**OBJECTIVE:**
Each line below that contains "down" counts once; report the total and nothing more.

## start

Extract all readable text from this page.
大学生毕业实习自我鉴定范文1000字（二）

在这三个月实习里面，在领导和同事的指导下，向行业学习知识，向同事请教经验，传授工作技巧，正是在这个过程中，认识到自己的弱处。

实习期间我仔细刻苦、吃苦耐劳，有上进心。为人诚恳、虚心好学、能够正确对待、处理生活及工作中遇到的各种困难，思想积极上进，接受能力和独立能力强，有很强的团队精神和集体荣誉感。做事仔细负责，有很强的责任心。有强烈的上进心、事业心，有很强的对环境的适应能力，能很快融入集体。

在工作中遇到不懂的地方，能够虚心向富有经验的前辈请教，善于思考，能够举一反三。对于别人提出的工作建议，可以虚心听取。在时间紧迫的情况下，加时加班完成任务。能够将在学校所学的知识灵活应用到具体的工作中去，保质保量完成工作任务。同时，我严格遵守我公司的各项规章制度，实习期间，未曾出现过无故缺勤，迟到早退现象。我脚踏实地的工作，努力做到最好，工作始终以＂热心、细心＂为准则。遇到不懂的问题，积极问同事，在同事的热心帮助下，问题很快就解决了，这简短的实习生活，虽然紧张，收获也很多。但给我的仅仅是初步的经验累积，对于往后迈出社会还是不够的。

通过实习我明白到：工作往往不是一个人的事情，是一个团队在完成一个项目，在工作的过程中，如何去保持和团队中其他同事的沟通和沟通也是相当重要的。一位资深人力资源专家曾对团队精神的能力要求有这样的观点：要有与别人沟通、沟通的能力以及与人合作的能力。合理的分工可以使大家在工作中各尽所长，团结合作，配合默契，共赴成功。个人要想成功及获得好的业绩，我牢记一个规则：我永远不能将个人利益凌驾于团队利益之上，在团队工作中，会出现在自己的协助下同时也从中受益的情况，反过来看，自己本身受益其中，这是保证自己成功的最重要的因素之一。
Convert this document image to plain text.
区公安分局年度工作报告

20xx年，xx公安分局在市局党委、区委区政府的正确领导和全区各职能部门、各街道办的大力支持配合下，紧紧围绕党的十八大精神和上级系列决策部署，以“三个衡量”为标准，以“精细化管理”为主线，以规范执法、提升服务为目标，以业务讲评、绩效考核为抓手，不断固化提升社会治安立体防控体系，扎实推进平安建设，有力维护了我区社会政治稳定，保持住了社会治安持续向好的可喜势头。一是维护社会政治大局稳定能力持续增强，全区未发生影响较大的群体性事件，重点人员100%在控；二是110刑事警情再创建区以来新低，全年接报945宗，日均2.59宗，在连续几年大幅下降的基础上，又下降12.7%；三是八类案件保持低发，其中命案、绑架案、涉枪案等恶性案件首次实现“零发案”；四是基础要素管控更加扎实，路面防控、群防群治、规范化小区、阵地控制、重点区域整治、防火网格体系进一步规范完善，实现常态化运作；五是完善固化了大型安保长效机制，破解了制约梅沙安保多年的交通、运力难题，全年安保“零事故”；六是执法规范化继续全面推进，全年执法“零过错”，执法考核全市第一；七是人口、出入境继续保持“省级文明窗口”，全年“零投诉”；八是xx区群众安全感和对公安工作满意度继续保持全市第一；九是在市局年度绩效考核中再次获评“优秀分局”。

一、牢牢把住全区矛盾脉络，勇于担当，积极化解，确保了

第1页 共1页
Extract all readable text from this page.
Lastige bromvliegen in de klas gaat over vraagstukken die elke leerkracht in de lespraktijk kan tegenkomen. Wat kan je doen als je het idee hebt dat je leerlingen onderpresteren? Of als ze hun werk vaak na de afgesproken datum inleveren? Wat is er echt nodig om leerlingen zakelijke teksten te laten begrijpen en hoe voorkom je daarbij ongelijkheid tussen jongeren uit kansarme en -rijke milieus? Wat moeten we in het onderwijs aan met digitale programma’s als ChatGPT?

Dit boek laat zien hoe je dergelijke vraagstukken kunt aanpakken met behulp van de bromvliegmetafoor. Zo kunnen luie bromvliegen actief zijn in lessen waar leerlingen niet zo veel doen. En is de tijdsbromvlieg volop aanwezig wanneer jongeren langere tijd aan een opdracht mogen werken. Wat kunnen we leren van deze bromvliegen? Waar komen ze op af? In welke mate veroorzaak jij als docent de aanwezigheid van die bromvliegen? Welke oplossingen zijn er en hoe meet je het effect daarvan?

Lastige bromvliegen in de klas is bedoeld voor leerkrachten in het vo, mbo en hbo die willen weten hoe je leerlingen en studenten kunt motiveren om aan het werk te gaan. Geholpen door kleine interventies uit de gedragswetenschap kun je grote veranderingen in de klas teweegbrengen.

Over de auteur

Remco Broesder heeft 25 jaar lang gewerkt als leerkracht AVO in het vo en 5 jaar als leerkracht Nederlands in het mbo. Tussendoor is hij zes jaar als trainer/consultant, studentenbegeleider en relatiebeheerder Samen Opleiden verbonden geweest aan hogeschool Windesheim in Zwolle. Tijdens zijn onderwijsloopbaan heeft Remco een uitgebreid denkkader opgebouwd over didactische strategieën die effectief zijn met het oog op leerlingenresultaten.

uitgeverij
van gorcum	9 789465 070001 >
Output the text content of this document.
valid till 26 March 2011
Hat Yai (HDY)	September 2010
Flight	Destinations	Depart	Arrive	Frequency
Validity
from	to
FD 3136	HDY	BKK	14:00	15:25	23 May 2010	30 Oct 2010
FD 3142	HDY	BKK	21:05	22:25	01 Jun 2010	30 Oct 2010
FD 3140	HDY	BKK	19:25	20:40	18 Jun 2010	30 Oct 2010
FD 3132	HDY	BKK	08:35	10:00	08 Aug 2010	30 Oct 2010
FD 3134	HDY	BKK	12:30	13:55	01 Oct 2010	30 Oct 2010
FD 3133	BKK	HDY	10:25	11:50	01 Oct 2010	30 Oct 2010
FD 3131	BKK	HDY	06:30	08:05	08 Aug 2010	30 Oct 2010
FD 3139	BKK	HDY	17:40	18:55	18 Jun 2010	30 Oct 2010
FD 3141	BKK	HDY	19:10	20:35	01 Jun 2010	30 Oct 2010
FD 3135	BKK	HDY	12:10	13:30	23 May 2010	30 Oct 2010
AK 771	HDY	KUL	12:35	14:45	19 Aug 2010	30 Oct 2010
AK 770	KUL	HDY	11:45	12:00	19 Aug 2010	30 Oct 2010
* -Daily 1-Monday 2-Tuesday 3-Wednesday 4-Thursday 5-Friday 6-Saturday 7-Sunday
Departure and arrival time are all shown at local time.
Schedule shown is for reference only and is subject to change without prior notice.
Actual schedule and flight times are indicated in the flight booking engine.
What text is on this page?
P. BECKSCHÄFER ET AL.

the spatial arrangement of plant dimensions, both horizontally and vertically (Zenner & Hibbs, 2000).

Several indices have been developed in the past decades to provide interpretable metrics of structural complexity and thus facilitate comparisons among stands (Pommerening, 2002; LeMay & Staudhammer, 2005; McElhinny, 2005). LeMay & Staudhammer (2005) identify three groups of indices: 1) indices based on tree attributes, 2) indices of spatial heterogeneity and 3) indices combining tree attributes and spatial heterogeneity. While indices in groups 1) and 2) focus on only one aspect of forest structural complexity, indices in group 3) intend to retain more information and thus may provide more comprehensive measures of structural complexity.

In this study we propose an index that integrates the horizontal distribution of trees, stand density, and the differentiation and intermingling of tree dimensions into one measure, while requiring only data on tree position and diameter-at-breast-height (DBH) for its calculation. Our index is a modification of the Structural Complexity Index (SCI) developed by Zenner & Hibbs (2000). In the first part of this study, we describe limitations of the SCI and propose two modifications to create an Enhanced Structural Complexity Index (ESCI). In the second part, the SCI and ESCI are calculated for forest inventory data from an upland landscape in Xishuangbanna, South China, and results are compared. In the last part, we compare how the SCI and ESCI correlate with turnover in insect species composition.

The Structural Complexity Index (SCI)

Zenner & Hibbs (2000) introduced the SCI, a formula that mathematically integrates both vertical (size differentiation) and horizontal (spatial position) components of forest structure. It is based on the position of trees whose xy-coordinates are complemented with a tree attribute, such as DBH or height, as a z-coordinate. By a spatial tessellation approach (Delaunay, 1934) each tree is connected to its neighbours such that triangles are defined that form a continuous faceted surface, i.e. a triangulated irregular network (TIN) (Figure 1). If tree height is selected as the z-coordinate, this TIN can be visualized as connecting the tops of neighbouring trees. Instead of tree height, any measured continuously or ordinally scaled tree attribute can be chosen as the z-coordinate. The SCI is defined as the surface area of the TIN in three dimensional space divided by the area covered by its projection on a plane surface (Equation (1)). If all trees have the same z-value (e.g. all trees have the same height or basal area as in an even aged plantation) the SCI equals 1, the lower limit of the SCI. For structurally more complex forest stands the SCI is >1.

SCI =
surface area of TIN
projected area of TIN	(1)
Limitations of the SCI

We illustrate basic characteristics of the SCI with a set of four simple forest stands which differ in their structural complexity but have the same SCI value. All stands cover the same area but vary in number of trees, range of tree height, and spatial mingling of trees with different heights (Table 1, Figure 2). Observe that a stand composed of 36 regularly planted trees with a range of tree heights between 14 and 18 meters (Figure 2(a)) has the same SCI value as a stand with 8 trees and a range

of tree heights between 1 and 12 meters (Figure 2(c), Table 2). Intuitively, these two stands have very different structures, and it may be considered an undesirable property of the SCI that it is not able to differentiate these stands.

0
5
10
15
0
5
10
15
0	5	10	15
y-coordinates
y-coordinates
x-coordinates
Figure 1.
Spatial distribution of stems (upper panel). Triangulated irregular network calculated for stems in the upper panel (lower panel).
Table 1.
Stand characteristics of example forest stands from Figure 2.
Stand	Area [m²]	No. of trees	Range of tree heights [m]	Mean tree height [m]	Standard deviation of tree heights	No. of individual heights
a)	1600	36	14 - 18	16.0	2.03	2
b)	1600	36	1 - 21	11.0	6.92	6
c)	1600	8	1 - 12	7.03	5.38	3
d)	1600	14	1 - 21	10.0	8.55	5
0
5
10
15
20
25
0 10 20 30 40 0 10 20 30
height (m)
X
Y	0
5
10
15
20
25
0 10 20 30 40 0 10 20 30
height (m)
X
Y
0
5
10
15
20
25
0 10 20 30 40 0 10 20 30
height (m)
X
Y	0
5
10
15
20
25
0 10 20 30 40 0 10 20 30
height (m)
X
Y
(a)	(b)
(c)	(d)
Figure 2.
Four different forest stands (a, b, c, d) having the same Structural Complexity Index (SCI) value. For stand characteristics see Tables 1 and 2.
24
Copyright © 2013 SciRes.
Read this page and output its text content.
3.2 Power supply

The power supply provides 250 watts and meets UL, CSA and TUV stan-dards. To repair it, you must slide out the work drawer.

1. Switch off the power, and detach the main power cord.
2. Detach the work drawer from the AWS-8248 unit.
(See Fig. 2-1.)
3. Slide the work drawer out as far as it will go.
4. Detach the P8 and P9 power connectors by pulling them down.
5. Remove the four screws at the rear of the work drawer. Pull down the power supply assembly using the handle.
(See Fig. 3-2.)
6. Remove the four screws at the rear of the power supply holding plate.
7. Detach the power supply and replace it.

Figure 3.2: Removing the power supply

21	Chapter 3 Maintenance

## end

**ANSWER:**
2